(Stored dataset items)
===============
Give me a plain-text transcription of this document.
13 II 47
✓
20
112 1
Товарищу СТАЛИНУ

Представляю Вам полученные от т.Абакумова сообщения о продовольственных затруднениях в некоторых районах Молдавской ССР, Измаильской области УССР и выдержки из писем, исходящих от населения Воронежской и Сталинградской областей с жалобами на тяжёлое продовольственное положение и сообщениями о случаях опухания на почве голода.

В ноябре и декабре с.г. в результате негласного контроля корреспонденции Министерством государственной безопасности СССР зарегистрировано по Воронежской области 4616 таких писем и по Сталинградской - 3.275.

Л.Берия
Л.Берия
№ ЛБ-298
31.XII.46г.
===============
## WHAT IS NEEDED
Working from the material above, retype it in its entirety without change.

## SOLUTION FOR THIS PROBLEM
Give me a plain-text transcription of this document.
13 II 47
✓
20
112 1
Товарищу СТАЛИНУ

Представляю Вам полученные от т.Абакумова сообщения о продовольственных затруднениях в некоторых районах Молдавской ССР, Измаильской области УССР и выдержки из писем, исходящих от населения Воронежской и Сталинградской областей с жалобами на тяжёлое продовольственное положение и сообщениями о случаях опухания на почве голода.

В ноябре и декабре с.г. в результате негласного контроля корреспонденции Министерством государственной безопасности СССР зарегистрировано по Воронежской области 4616 таких писем и по Сталинградской - 3.275.

Л.Берия
Л.Берия
№ ЛБ-298
31.XII.46г.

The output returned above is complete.